(EXERCISE GOAL) Identify each line below that contains the word "lượng", and copy it out.

(MATERIAL TO PROCESS)
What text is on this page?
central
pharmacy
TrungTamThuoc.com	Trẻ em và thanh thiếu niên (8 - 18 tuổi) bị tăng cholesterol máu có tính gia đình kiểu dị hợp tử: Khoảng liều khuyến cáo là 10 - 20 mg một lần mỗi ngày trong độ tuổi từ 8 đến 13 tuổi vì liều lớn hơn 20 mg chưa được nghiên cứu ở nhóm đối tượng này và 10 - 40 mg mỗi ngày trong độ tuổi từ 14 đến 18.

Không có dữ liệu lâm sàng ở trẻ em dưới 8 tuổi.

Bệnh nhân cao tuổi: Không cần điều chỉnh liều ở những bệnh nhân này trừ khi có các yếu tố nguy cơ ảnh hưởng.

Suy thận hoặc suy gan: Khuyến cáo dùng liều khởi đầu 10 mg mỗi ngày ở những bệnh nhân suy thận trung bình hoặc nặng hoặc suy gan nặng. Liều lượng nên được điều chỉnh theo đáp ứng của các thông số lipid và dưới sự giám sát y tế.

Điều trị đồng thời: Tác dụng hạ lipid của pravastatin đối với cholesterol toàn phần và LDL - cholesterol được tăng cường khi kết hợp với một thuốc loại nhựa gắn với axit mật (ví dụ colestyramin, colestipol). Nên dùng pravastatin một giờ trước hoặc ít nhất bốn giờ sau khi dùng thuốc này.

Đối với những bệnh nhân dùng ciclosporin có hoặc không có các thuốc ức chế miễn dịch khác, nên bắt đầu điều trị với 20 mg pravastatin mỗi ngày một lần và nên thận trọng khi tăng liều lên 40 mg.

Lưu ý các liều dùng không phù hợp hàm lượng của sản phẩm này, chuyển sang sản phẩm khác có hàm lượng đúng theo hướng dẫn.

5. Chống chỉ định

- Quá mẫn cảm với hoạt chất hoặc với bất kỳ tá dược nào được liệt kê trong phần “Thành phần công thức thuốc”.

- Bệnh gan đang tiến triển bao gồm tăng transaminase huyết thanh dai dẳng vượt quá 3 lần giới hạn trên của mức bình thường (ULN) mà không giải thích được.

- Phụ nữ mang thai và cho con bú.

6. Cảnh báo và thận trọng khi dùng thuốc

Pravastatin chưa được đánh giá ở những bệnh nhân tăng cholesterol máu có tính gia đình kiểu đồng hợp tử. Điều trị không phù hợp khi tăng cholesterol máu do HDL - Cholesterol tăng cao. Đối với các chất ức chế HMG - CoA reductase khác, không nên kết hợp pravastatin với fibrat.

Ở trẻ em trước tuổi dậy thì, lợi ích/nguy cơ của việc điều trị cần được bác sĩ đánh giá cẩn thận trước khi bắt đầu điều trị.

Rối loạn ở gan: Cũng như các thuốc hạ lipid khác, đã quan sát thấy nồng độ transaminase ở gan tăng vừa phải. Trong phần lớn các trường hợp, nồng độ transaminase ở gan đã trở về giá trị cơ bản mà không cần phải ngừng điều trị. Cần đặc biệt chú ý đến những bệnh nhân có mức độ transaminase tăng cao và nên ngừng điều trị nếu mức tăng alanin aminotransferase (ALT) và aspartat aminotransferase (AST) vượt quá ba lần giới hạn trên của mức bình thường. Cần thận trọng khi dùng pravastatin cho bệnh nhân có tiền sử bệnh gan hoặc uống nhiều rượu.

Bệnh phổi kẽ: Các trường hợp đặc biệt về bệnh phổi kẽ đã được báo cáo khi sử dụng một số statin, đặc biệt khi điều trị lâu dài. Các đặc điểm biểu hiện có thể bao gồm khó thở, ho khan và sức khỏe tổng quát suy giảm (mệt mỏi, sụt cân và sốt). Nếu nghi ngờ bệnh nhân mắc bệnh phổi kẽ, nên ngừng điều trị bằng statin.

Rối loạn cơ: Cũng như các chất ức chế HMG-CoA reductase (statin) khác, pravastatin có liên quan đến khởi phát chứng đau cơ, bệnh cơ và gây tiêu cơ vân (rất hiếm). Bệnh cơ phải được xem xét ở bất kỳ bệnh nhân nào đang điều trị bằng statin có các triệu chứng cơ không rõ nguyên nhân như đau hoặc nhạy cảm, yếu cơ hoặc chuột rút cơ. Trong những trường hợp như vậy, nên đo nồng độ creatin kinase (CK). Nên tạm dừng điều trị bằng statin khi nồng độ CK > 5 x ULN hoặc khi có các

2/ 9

(ANSWER BELOW)
Suy thận hoặc suy gan: Khuyến cáo dùng liều khởi đầu 10 mg mỗi ngày ở những bệnh nhân suy thận trung bình hoặc nặng hoặc suy gan nặng. Liều lượng nên được điều chỉnh theo đáp ứng của các thông số lipid và dưới sự giám sát y tế.
Lưu ý các liều dùng không phù hợp hàm lượng của sản phẩm này, chuyển sang sản phẩm khác có hàm lượng đúng theo hướng dẫn.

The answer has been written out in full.